What you need to do →
Isolate every line in the data with the string "三位数乘两位数" and copy it.

Dataset records →
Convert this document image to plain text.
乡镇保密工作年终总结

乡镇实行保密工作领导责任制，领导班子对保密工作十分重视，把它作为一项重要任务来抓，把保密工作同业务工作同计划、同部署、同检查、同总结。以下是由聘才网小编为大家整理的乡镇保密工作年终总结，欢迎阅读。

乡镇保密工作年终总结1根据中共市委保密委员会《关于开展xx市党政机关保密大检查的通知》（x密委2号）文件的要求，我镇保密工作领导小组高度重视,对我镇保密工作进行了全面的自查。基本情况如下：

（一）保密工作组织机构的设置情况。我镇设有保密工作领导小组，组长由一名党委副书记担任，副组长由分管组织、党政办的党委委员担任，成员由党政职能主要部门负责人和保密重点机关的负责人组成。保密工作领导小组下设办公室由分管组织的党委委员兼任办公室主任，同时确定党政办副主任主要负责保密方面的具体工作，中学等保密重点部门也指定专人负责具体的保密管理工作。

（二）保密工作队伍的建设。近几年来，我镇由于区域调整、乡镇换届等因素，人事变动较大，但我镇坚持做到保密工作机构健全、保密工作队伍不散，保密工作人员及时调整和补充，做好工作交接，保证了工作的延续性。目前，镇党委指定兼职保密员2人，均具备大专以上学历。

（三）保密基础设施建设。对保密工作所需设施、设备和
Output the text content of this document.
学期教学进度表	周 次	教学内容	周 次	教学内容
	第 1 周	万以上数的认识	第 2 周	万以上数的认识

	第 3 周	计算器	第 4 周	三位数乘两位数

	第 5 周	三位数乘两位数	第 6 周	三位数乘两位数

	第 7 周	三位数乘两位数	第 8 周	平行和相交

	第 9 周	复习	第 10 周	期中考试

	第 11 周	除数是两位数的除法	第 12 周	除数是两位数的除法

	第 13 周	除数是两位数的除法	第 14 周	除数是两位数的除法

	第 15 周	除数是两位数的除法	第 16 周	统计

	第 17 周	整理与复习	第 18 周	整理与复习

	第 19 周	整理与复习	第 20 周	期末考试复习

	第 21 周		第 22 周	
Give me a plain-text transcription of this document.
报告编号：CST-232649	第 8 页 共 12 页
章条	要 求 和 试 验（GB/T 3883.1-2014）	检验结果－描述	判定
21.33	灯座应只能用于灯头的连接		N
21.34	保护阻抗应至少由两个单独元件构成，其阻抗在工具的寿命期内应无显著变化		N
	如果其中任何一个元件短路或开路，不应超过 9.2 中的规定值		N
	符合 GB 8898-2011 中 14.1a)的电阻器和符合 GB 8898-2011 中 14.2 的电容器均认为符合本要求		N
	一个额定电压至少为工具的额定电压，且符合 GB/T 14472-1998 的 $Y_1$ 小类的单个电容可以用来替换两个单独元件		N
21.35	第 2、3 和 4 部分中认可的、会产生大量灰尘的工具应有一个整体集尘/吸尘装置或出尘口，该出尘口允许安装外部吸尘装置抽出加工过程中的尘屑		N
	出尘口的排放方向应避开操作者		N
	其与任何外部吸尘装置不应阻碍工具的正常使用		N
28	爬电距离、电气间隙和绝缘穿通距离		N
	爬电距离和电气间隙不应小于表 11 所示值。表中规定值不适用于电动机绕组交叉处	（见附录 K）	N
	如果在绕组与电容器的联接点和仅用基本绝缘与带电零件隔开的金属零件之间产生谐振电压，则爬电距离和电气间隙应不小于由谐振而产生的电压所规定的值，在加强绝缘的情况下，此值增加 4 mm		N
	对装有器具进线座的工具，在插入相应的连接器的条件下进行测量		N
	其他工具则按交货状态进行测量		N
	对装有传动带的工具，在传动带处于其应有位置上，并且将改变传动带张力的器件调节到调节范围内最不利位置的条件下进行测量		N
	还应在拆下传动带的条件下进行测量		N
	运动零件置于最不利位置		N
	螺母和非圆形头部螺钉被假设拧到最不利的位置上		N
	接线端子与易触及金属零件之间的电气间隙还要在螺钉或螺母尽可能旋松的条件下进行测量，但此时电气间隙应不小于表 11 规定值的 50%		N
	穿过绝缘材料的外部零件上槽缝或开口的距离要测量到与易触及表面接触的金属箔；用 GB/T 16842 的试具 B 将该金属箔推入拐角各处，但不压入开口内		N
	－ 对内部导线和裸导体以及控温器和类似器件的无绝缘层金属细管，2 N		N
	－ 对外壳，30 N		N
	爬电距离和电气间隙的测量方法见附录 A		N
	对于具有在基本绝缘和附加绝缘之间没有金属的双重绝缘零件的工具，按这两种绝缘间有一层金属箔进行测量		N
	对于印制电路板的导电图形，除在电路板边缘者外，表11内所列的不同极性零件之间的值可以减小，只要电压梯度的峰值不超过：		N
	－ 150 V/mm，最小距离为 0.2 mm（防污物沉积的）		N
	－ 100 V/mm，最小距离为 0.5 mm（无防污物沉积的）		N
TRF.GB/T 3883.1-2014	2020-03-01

Output for this task →
	第 3 周	计算器	第 4 周	三位数乘两位数
	第 5 周	三位数乘两位数	第 6 周	三位数乘两位数
	第 7 周	三位数乘两位数	第 8 周	平行和相交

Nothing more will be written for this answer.